Exactly as given, repeat all of the entries.

# Dataset
+++++

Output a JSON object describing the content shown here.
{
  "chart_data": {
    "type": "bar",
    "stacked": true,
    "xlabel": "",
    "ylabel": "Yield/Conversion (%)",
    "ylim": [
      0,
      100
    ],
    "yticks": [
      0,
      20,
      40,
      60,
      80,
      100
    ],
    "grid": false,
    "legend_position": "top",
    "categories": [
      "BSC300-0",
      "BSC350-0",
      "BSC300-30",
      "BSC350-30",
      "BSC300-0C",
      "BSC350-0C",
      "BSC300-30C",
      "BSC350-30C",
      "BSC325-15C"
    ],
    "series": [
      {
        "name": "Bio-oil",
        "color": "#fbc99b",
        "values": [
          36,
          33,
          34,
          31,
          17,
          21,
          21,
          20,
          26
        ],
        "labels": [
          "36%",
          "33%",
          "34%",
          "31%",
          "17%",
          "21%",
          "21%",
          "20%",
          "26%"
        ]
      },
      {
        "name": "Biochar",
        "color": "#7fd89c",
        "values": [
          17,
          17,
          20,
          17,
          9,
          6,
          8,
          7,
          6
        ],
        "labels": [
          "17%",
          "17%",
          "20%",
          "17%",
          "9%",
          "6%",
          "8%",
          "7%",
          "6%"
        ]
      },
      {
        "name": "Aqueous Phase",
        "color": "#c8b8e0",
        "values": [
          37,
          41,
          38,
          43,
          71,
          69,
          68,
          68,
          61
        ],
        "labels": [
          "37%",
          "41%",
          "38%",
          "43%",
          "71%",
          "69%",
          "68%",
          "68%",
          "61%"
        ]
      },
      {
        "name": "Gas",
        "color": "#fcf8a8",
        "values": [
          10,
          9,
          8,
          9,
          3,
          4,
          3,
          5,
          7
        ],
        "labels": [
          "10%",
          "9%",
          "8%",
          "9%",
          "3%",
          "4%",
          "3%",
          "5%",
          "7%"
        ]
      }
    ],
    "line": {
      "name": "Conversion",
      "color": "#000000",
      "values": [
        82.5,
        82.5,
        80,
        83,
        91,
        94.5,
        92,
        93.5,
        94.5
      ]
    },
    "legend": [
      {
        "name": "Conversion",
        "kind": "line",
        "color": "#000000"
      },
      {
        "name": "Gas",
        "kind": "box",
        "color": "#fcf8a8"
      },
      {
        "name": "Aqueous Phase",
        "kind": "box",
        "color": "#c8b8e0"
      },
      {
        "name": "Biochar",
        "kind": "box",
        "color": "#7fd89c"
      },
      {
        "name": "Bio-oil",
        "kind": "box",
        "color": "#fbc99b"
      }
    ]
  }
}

+++++

# Answer in full
Output a JSON object describing the content shown here.
{
  "chart_data": {
    "type": "bar",
    "stacked": true,
    "xlabel": "",
    "ylabel": "Yield/Conversion (%)",
    "ylim": [
      0,
      100
    ],
    "yticks": [
      0,
      20,
      40,
      60,
      80,
      100
    ],
    "grid": false,
    "legend_position": "top",
    "categories": [
      "BSC300-0",
      "BSC350-0",
      "BSC300-30",
      "BSC350-30",
      "BSC300-0C",
      "BSC350-0C",
      "BSC300-30C",
      "BSC350-30C",
      "BSC325-15C"
    ],
    "series": [
      {
        "name": "Bio-oil",
        "color": "#fbc99b",
        "values": [
          36,
          33,
          34,
          31,
          17,
          21,
          21,
          20,
          26
        ],
        "labels": [
          "36%",
          "33%",
          "34%",
          "31%",
          "17%",
          "21%",
          "21%",
          "20%",
          "26%"
        ]
      },
      {
        "name": "Biochar",
        "color": "#7fd89c",
        "values": [
          17,
          17,
          20,
          17,
          9,
          6,
          8,
          7,
          6
        ],
        "labels": [
          "17%",
          "17%",
          "20%",
          "17%",
          "9%",
          "6%",
          "8%",
          "7%",
          "6%"
        ]
      },
      {
        "name": "Aqueous Phase",
        "color": "#c8b8e0",
        "values": [
          37,
          41,
          38,
          43,
          71,
          69,
          68,
          68,
          61
        ],
        "labels": [
          "37%",
          "41%",
          "38%",
          "43%",
          "71%",
          "69%",
          "68%",
          "68%",
          "61%"
        ]
      },
      {
        "name": "Gas",
        "color": "#fcf8a8",
        "values": [
          10,
          9,
          8,
          9,
          3,
          4,
          3,
          5,
          7
        ],
        "labels": [
          "10%",
          "9%",
          "8%",
          "9%",
          "3%",
          "4%",
          "3%",
          "5%",
          "7%"
        ]
      }
    ],
    "line": {
      "name": "Conversion",
      "color": "#000000",
      "values": [
        82.5,
        82.5,
        80,
        83,
        91,
        94.5,
        92,
        93.5,
        94.5
      ]
    },
    "legend": [
      {
        "name": "Conversion",
        "kind": "line",
        "color": "#000000"
      },
      {
        "name": "Gas",
        "kind": "box",
        "color": "#fcf8a8"
      },
      {
        "name": "Aqueous Phase",
        "kind": "box",
        "color": "#c8b8e0"
      },
      {
        "name": "Biochar",
        "kind": "box",
        "color": "#7fd89c"
      },
      {
        "name": "Bio-oil",
        "kind": "box",
        "color": "#fbc99b"
      }
    ]
  }
}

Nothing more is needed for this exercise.